Stated goal. Gather all lines from the material that contain the word "Portfolio".

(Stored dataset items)
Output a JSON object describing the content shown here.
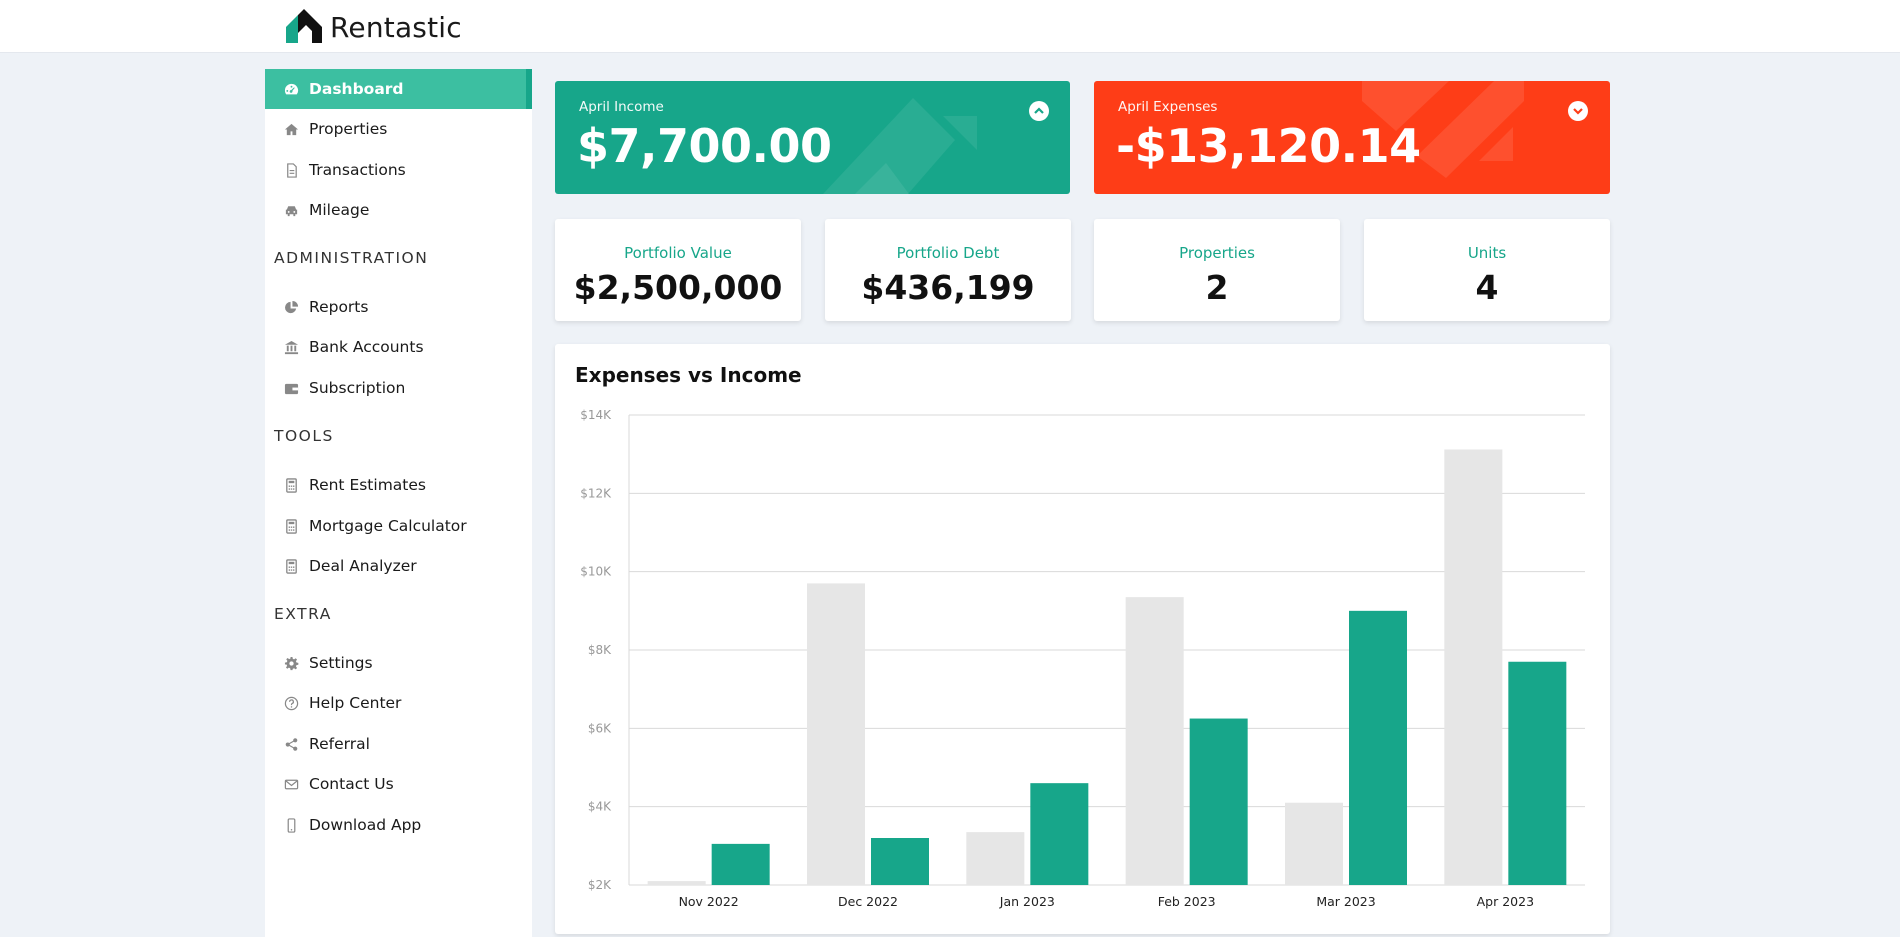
{
  "app": {
    "name": "Rentastic"
  },
  "sidebar": {
    "items": [
      {
        "label": "Dashboard",
        "icon": "dashboard-icon",
        "active": true
      },
      {
        "label": "Properties",
        "icon": "home-icon"
      },
      {
        "label": "Transactions",
        "icon": "document-icon"
      },
      {
        "label": "Mileage",
        "icon": "car-icon"
      }
    ],
    "sections": [
      {
        "title": "ADMINISTRATION",
        "items": [
          {
            "label": "Reports",
            "icon": "pie-chart-icon"
          },
          {
            "label": "Bank Accounts",
            "icon": "bank-icon"
          },
          {
            "label": "Subscription",
            "icon": "wallet-icon"
          }
        ]
      },
      {
        "title": "TOOLS",
        "items": [
          {
            "label": "Rent Estimates",
            "icon": "calculator-icon"
          },
          {
            "label": "Mortgage Calculator",
            "icon": "calculator-icon"
          },
          {
            "label": "Deal Analyzer",
            "icon": "calculator-icon"
          }
        ]
      },
      {
        "title": "EXTRA",
        "items": [
          {
            "label": "Settings",
            "icon": "gear-icon"
          },
          {
            "label": "Help Center",
            "icon": "question-icon"
          },
          {
            "label": "Referral",
            "icon": "share-icon"
          },
          {
            "label": "Contact Us",
            "icon": "envelope-icon"
          },
          {
            "label": "Download App",
            "icon": "mobile-icon"
          }
        ]
      }
    ]
  },
  "summary": {
    "income": {
      "label": "April Income",
      "value": "$7,700.00",
      "color": "#17a68a",
      "toggle_icon": "chevron-up-icon"
    },
    "expenses": {
      "label": "April Expenses",
      "value": "-$13,120.14",
      "color": "#fe3d17",
      "toggle_icon": "chevron-down-icon"
    }
  },
  "stats": [
    {
      "label": "Portfolio Value",
      "value": "$2,500,000"
    },
    {
      "label": "Portfolio Debt",
      "value": "$436,199"
    },
    {
      "label": "Properties",
      "value": "2"
    },
    {
      "label": "Units",
      "value": "4"
    }
  ],
  "chart_data": {
    "type": "bar",
    "title": "Expenses vs Income",
    "categories": [
      "Nov 2022",
      "Dec 2022",
      "Jan 2023",
      "Feb 2023",
      "Mar 2023",
      "Apr 2023"
    ],
    "series": [
      {
        "values": [
          2100,
          9700,
          3350,
          9350,
          4100,
          13120
        ],
        "color": "#e6e6e6"
      },
      {
        "values": [
          3050,
          3200,
          4600,
          6250,
          9000,
          7700
        ],
        "color": "#17a68a"
      }
    ],
    "ylim": [
      2000,
      14000
    ],
    "yticks": [
      2000,
      4000,
      6000,
      8000,
      10000,
      12000,
      14000
    ],
    "ytick_labels": [
      "$2K",
      "$4K",
      "$6K",
      "$8K",
      "$10K",
      "$12K",
      "$14K"
    ],
    "grid": true
  }
}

Answer below.
      "label": "Portfolio Value",
      "label": "Portfolio Debt",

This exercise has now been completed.